--- Begin ---
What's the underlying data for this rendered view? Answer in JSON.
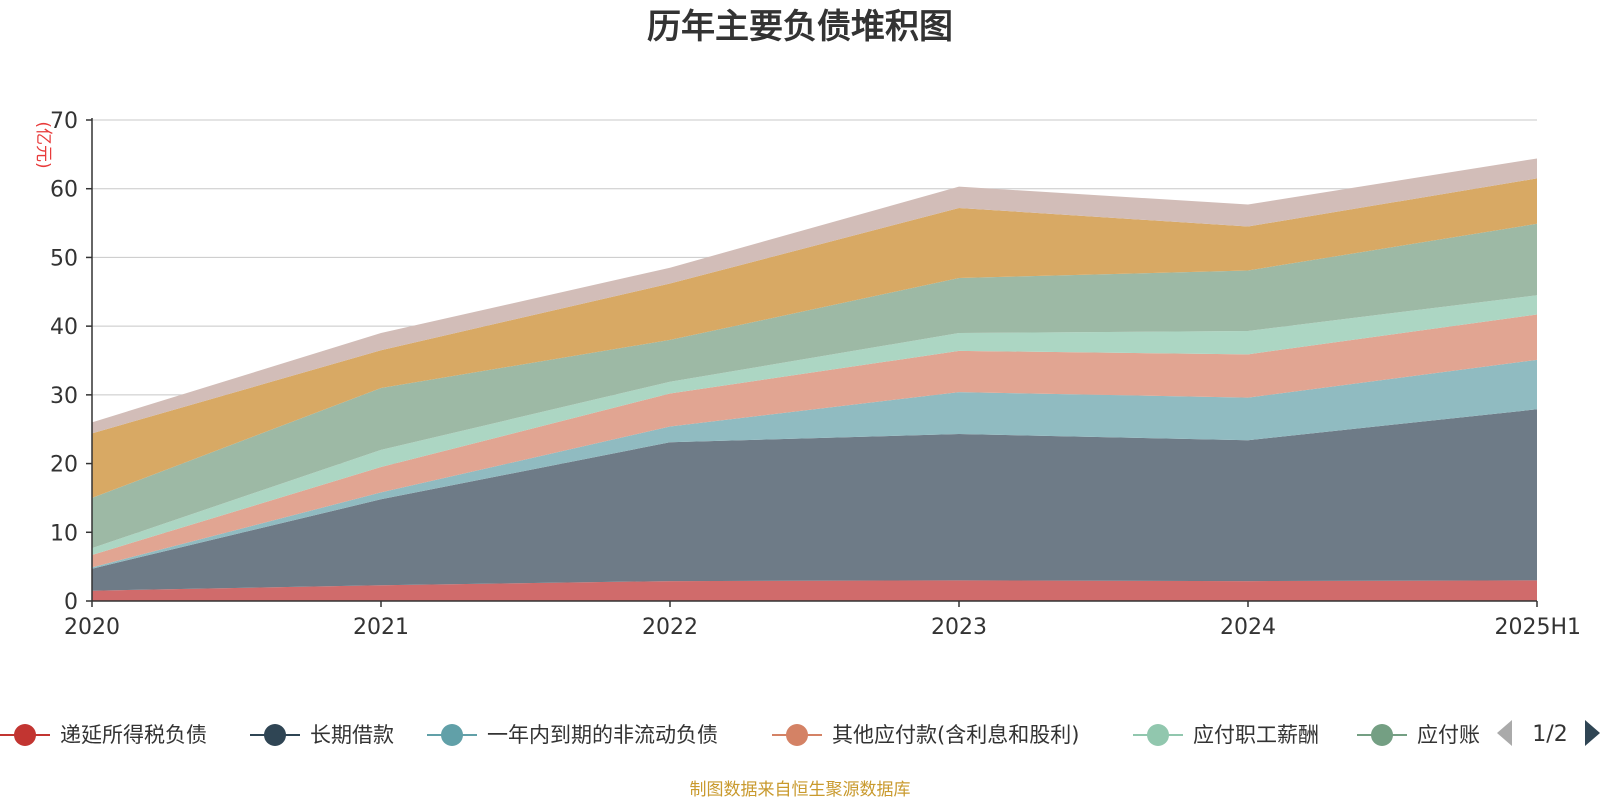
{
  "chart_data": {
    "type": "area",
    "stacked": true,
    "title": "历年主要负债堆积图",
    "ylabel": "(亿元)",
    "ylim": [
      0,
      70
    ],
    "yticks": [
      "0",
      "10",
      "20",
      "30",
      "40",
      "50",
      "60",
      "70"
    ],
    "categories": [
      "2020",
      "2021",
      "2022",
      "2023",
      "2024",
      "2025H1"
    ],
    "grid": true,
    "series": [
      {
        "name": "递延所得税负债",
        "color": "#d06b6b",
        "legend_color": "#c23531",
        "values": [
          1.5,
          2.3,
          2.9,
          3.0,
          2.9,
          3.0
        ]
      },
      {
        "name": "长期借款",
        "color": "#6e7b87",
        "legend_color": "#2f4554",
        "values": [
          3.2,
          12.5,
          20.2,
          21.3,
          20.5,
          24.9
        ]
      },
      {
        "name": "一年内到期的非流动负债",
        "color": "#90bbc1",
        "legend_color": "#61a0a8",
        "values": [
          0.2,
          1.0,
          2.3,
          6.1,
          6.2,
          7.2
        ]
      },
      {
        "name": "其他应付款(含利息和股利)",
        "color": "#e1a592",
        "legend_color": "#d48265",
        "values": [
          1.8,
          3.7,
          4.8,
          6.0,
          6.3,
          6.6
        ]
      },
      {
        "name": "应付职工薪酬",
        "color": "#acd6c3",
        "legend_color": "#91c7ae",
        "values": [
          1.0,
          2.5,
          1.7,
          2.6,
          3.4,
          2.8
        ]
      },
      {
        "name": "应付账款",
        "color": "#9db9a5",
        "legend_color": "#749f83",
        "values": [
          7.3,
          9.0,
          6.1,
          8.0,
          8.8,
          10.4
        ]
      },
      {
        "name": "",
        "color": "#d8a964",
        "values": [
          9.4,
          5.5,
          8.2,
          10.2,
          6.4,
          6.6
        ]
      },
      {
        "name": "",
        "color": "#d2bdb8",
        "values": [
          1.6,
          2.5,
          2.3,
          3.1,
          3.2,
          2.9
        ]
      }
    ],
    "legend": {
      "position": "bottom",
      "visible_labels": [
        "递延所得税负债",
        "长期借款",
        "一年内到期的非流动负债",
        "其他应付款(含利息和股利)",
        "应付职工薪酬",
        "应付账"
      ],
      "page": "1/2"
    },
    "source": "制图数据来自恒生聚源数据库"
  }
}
--- End ---
#### Written task
In the copy, include no pictures; restate the listing above exactly.

#### Response to the exercise
What's the underlying data for this rendered view? Answer in JSON.
{
  "chart_data": {
    "type": "area",
    "stacked": true,
    "title": "历年主要负债堆积图",
    "ylabel": "(亿元)",
    "ylim": [
      0,
      70
    ],
    "yticks": [
      "0",
      "10",
      "20",
      "30",
      "40",
      "50",
      "60",
      "70"
    ],
    "categories": [
      "2020",
      "2021",
      "2022",
      "2023",
      "2024",
      "2025H1"
    ],
    "grid": true,
    "series": [
      {
        "name": "递延所得税负债",
        "color": "#d06b6b",
        "legend_color": "#c23531",
        "values": [
          1.5,
          2.3,
          2.9,
          3.0,
          2.9,
          3.0
        ]
      },
      {
        "name": "长期借款",
        "color": "#6e7b87",
        "legend_color": "#2f4554",
        "values": [
          3.2,
          12.5,
          20.2,
          21.3,
          20.5,
          24.9
        ]
      },
      {
        "name": "一年内到期的非流动负债",
        "color": "#90bbc1",
        "legend_color": "#61a0a8",
        "values": [
          0.2,
          1.0,
          2.3,
          6.1,
          6.2,
          7.2
        ]
      },
      {
        "name": "其他应付款(含利息和股利)",
        "color": "#e1a592",
        "legend_color": "#d48265",
        "values": [
          1.8,
          3.7,
          4.8,
          6.0,
          6.3,
          6.6
        ]
      },
      {
        "name": "应付职工薪酬",
        "color": "#acd6c3",
        "legend_color": "#91c7ae",
        "values": [
          1.0,
          2.5,
          1.7,
          2.6,
          3.4,
          2.8
        ]
      },
      {
        "name": "应付账款",
        "color": "#9db9a5",
        "legend_color": "#749f83",
        "values": [
          7.3,
          9.0,
          6.1,
          8.0,
          8.8,
          10.4
        ]
      },
      {
        "name": "",
        "color": "#d8a964",
        "values": [
          9.4,
          5.5,
          8.2,
          10.2,
          6.4,
          6.6
        ]
      },
      {
        "name": "",
        "color": "#d2bdb8",
        "values": [
          1.6,
          2.5,
          2.3,
          3.1,
          3.2,
          2.9
        ]
      }
    ],
    "legend": {
      "position": "bottom",
      "visible_labels": [
        "递延所得税负债",
        "长期借款",
        "一年内到期的非流动负债",
        "其他应付款(含利息和股利)",
        "应付职工薪酬",
        "应付账"
      ],
      "page": "1/2"
    },
    "source": "制图数据来自恒生聚源数据库"
  }
}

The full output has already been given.